## [EXERCISE MATERIALS]
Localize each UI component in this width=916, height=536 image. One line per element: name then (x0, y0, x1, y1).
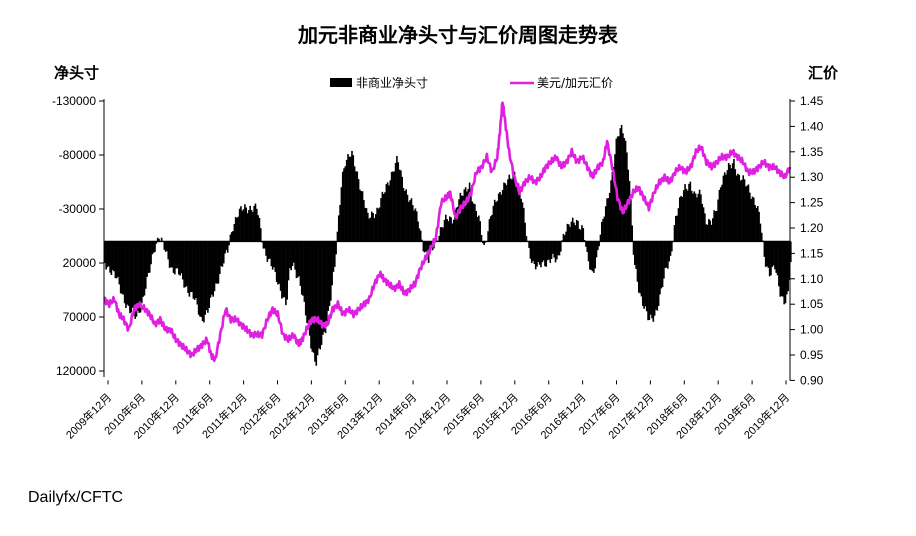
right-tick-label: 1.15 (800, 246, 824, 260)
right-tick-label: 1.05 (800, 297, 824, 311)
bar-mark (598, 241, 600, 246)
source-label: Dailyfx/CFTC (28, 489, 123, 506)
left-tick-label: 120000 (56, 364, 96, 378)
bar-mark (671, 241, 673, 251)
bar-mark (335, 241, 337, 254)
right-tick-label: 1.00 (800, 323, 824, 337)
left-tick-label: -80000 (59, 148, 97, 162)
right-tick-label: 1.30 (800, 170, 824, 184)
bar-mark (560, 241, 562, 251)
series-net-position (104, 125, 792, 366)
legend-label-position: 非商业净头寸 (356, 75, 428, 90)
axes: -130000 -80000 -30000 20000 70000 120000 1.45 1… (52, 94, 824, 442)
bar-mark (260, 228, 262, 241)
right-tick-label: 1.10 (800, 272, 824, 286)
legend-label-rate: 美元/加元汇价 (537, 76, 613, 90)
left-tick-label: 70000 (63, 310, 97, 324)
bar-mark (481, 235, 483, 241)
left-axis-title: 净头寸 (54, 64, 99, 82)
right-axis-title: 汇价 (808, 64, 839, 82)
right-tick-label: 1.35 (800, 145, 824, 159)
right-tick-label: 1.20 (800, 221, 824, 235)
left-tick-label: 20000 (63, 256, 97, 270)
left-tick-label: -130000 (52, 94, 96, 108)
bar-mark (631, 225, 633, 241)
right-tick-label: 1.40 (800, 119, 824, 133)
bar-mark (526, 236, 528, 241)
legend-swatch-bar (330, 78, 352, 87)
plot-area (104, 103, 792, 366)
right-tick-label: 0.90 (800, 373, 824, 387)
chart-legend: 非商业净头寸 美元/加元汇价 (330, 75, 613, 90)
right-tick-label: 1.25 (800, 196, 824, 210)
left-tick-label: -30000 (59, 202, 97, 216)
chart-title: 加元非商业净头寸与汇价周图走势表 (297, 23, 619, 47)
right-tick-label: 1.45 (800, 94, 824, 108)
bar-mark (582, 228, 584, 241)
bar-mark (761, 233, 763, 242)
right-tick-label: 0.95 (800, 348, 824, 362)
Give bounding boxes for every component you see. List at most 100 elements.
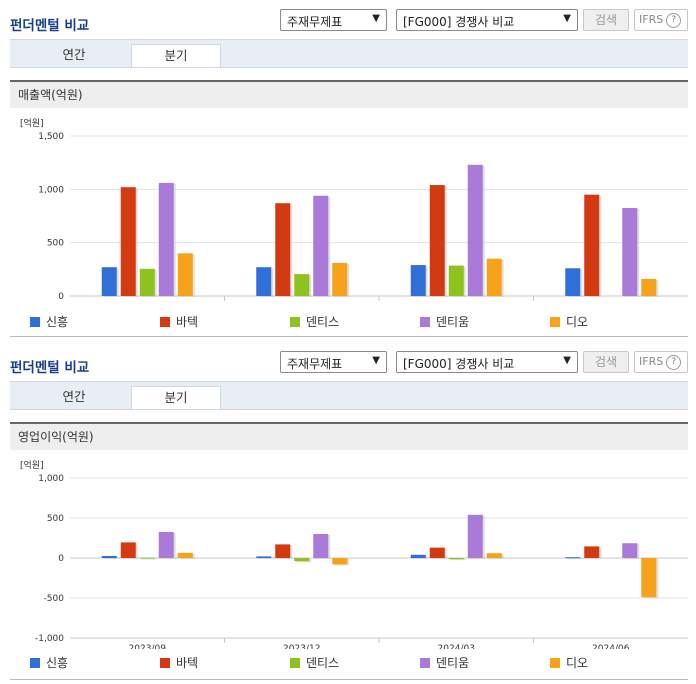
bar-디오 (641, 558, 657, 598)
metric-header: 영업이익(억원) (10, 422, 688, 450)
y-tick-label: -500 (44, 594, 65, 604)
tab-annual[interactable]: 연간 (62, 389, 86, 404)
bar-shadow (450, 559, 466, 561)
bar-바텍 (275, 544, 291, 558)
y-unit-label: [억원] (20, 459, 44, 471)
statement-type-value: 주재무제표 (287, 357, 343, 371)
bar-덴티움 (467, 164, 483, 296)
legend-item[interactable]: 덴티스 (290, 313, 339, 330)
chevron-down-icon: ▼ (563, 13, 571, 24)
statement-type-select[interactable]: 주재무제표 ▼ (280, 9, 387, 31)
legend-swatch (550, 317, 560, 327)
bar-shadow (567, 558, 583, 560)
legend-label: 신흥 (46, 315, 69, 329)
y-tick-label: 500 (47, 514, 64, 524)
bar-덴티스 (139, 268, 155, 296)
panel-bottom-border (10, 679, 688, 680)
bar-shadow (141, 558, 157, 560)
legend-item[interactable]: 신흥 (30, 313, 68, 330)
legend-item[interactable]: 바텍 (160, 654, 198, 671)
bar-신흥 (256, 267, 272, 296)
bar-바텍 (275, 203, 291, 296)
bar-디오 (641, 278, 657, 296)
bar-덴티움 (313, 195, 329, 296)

## [EXERCISE DETAILS]
Repeat every one of the rows above word for word, but leave out the pictures.

## [COMPLETED EXERCISE]
Localize each UI component in this width=916, height=536 image. One line per element: name then (x0, y0, x1, y1).
right-tick-label: 1.15 (800, 246, 824, 260)
right-tick-label: 1.05 (800, 297, 824, 311)
bar-mark (598, 241, 600, 246)
source-label: Dailyfx/CFTC (28, 489, 123, 506)
left-tick-label: 120000 (56, 364, 96, 378)
bar-mark (671, 241, 673, 251)
bar-mark (335, 241, 337, 254)
right-tick-label: 1.00 (800, 323, 824, 337)
left-tick-label: -80000 (59, 148, 97, 162)
right-tick-label: 1.30 (800, 170, 824, 184)
bar-mark (560, 241, 562, 251)
series-net-position (104, 125, 792, 366)
legend-label-position: 非商业净头寸 (356, 75, 428, 90)
axes: -130000 -80000 -30000 20000 70000 120000 1.45 1… (52, 94, 824, 442)
bar-mark (260, 228, 262, 241)
right-tick-label: 1.10 (800, 272, 824, 286)
legend-label-rate: 美元/加元汇价 (537, 76, 613, 90)
left-tick-label: 70000 (63, 310, 97, 324)
bar-mark (481, 235, 483, 241)
left-axis-title: 净头寸 (54, 64, 99, 82)
right-axis-title: 汇价 (808, 64, 839, 82)
right-tick-label: 1.35 (800, 145, 824, 159)
right-tick-label: 1.20 (800, 221, 824, 235)
left-tick-label: 20000 (63, 256, 97, 270)
left-tick-label: -130000 (52, 94, 96, 108)
bar-mark (631, 225, 633, 241)
right-tick-label: 1.40 (800, 119, 824, 133)
bar-mark (526, 236, 528, 241)
legend-swatch-bar (330, 78, 352, 87)
plot-area (104, 103, 792, 366)
right-tick-label: 0.90 (800, 373, 824, 387)
chart-legend: 非商业净头寸 美元/加元汇价 (330, 75, 613, 90)
right-tick-label: 1.25 (800, 196, 824, 210)
left-tick-label: -30000 (59, 202, 97, 216)
chart-title: 加元非商业净头寸与汇价周图走势表 (297, 23, 619, 47)
right-tick-label: 1.45 (800, 94, 824, 108)
bar-mark (582, 228, 584, 241)
bar-mark (761, 233, 763, 242)
right-tick-label: 0.95 (800, 348, 824, 362)
Give bounding boxes for every component you see. List at most 100 elements.
bar-디오 (641, 558, 657, 598)
metric-header: 영업이익(억원) (10, 422, 688, 450)
y-tick-label: -500 (44, 594, 65, 604)
tab-annual[interactable]: 연간 (62, 389, 86, 404)
bar-shadow (450, 559, 466, 561)
bar-바텍 (275, 544, 291, 558)
y-unit-label: [억원] (20, 459, 44, 471)
statement-type-value: 주재무제표 (287, 357, 343, 371)
bar-덴티움 (467, 164, 483, 296)
legend-item[interactable]: 덴티스 (290, 313, 339, 330)
chevron-down-icon: ▼ (563, 13, 571, 24)
statement-type-select[interactable]: 주재무제표 ▼ (280, 9, 387, 31)
legend-swatch (550, 317, 560, 327)
bar-shadow (567, 558, 583, 560)
legend-label: 신흥 (46, 315, 69, 329)
y-tick-label: 500 (47, 514, 64, 524)
bar-덴티스 (139, 268, 155, 296)
panel-bottom-border (10, 679, 688, 680)
bar-shadow (141, 558, 157, 560)
legend-item[interactable]: 신흥 (30, 313, 68, 330)
legend-item[interactable]: 바텍 (160, 654, 198, 671)
bar-신흥 (256, 267, 272, 296)
bar-바텍 (275, 203, 291, 296)
bar-디오 (641, 278, 657, 296)
bar-덴티움 (313, 195, 329, 296)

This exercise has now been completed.